→ Task objective: Repeat each record below exactly, dropping the pictures.

•••

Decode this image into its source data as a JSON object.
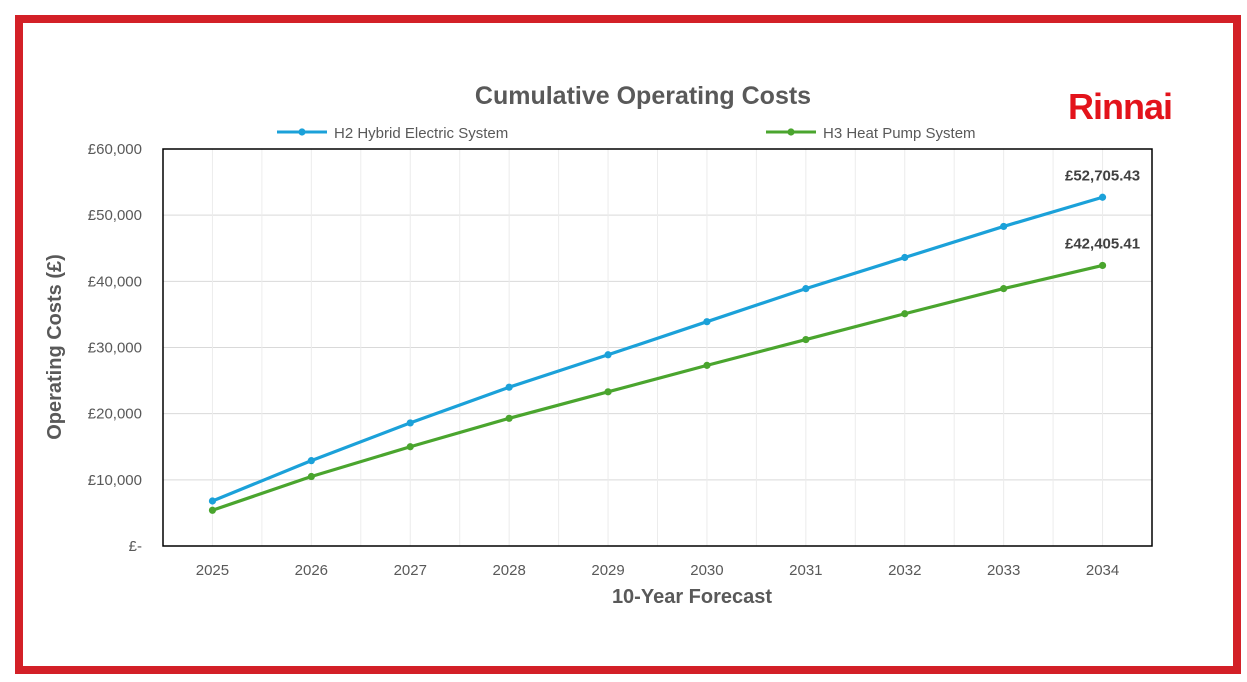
{
  "brand": {
    "logo_text": "Rinnai",
    "logo_color": "#e3131b",
    "frame_color": "#d32027"
  },
  "chart_data": {
    "type": "line",
    "title": "Cumulative Operating Costs",
    "xlabel": "10-Year Forecast",
    "ylabel": "Operating Costs (£)",
    "categories": [
      "2025",
      "2026",
      "2027",
      "2028",
      "2029",
      "2030",
      "2031",
      "2032",
      "2033",
      "2034"
    ],
    "ylim": [
      0,
      60000
    ],
    "yticks": [
      {
        "value": 0,
        "label": "£-"
      },
      {
        "value": 10000,
        "label": "£10,000"
      },
      {
        "value": 20000,
        "label": "£20,000"
      },
      {
        "value": 30000,
        "label": "£30,000"
      },
      {
        "value": 40000,
        "label": "£40,000"
      },
      {
        "value": 50000,
        "label": "£50,000"
      },
      {
        "value": 60000,
        "label": "£60,000"
      }
    ],
    "legend_position": "top",
    "grid": true,
    "series": [
      {
        "name": "H2 Hybrid Electric System",
        "color": "#1ba1d9",
        "values": [
          6800,
          12900,
          18600,
          24000,
          28900,
          33900,
          38900,
          43600,
          48300,
          52705.43
        ],
        "end_label": "£52,705.43"
      },
      {
        "name": "H3 Heat Pump System",
        "color": "#4aa52e",
        "values": [
          5400,
          10500,
          15000,
          19300,
          23300,
          27300,
          31200,
          35100,
          38900,
          42405.41
        ],
        "end_label": "£42,405.41"
      }
    ]
  }
}
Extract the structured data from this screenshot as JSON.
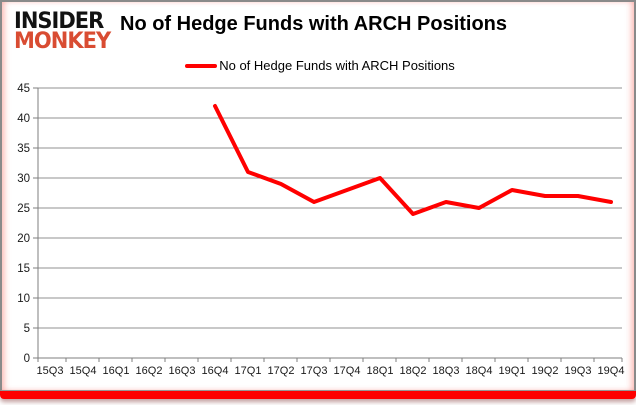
{
  "brand": {
    "line1": "INSIDER",
    "line2": "MONKEY",
    "color": "#d94c32"
  },
  "header": {
    "title": "No of Hedge Funds with ARCH Positions"
  },
  "legend": {
    "label": "No of Hedge Funds with ARCH Positions",
    "swatch_color": "#ff0000"
  },
  "chart_data": {
    "type": "line",
    "title": "No of Hedge Funds with ARCH Positions",
    "xlabel": "",
    "ylabel": "",
    "categories": [
      "15Q3",
      "15Q4",
      "16Q1",
      "16Q2",
      "16Q3",
      "16Q4",
      "17Q1",
      "17Q2",
      "17Q3",
      "17Q4",
      "18Q1",
      "18Q2",
      "18Q3",
      "18Q4",
      "19Q1",
      "19Q2",
      "19Q3",
      "19Q4"
    ],
    "series": [
      {
        "name": "No of Hedge Funds with ARCH Positions",
        "color": "#ff0000",
        "values": [
          null,
          null,
          null,
          null,
          null,
          42,
          31,
          29,
          26,
          28,
          30,
          24,
          26,
          25,
          28,
          27,
          27,
          26
        ]
      }
    ],
    "ylim": [
      0,
      45
    ],
    "ytick_step": 5,
    "grid": true,
    "legend_position": "top"
  },
  "colors": {
    "grid": "#909090",
    "axis": "#7f7f7f",
    "tick_label": "#1a1a1a",
    "frame_border": "#8a8a8a",
    "bottom_bar": "#fe0000"
  }
}
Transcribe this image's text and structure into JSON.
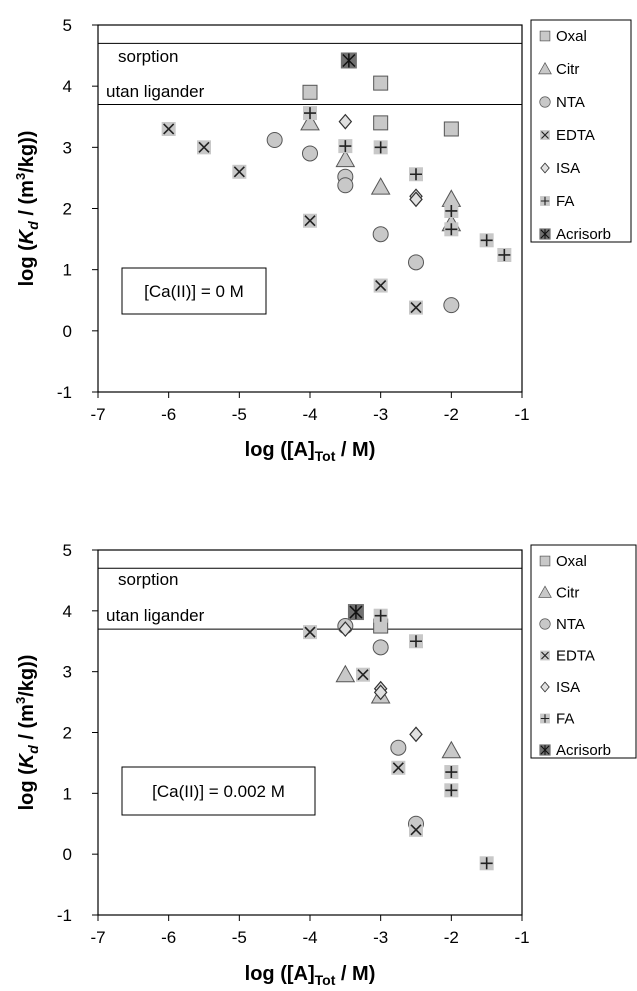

•••

→ Exercise result:
Decode this image into its source data as a JSON object.
{
  "brand": {
    "logo_text": "Rinnai",
    "logo_color": "#e3131b",
    "frame_color": "#d32027"
  },
  "chart_data": {
    "type": "line",
    "title": "Cumulative Operating Costs",
    "xlabel": "10-Year Forecast",
    "ylabel": "Operating Costs (£)",
    "categories": [
      "2025",
      "2026",
      "2027",
      "2028",
      "2029",
      "2030",
      "2031",
      "2032",
      "2033",
      "2034"
    ],
    "ylim": [
      0,
      60000
    ],
    "yticks": [
      {
        "value": 0,
        "label": "£-"
      },
      {
        "value": 10000,
        "label": "£10,000"
      },
      {
        "value": 20000,
        "label": "£20,000"
      },
      {
        "value": 30000,
        "label": "£30,000"
      },
      {
        "value": 40000,
        "label": "£40,000"
      },
      {
        "value": 50000,
        "label": "£50,000"
      },
      {
        "value": 60000,
        "label": "£60,000"
      }
    ],
    "legend_position": "top",
    "grid": true,
    "series": [
      {
        "name": "H2 Hybrid Electric System",
        "color": "#1ba1d9",
        "values": [
          6800,
          12900,
          18600,
          24000,
          28900,
          33900,
          38900,
          43600,
          48300,
          52705.43
        ],
        "end_label": "£52,705.43"
      },
      {
        "name": "H3 Heat Pump System",
        "color": "#4aa52e",
        "values": [
          5400,
          10500,
          15000,
          19300,
          23300,
          27300,
          31200,
          35100,
          38900,
          42405.41
        ],
        "end_label": "£42,405.41"
      }
    ]
  }
}
Extract the structured data from this screenshot as JSON.
{
  "brand": {
    "line1": "INSIDER",
    "line2": "MONKEY",
    "color": "#d94c32"
  },
  "header": {
    "title": "No of Hedge Funds with ARCH Positions"
  },
  "legend": {
    "label": "No of Hedge Funds with ARCH Positions",
    "swatch_color": "#ff0000"
  },
  "chart_data": {
    "type": "line",
    "title": "No of Hedge Funds with ARCH Positions",
    "xlabel": "",
    "ylabel": "",
    "categories": [
      "15Q3",
      "15Q4",
      "16Q1",
      "16Q2",
      "16Q3",
      "16Q4",
      "17Q1",
      "17Q2",
      "17Q3",
      "17Q4",
      "18Q1",
      "18Q2",
      "18Q3",
      "18Q4",
      "19Q1",
      "19Q2",
      "19Q3",
      "19Q4"
    ],
    "series": [
      {
        "name": "No of Hedge Funds with ARCH Positions",
        "color": "#ff0000",
        "values": [
          null,
          null,
          null,
          null,
          null,
          42,
          31,
          29,
          26,
          28,
          30,
          24,
          26,
          25,
          28,
          27,
          27,
          26
        ]
      }
    ],
    "ylim": [
      0,
      45
    ],
    "ytick_step": 5,
    "grid": true,
    "legend_position": "top"
  },
  "colors": {
    "grid": "#909090",
    "axis": "#7f7f7f",
    "tick_label": "#1a1a1a",
    "frame_border": "#8a8a8a",
    "bottom_bar": "#fe0000"
  }
}
Transcribe this image's text and structure into JSON.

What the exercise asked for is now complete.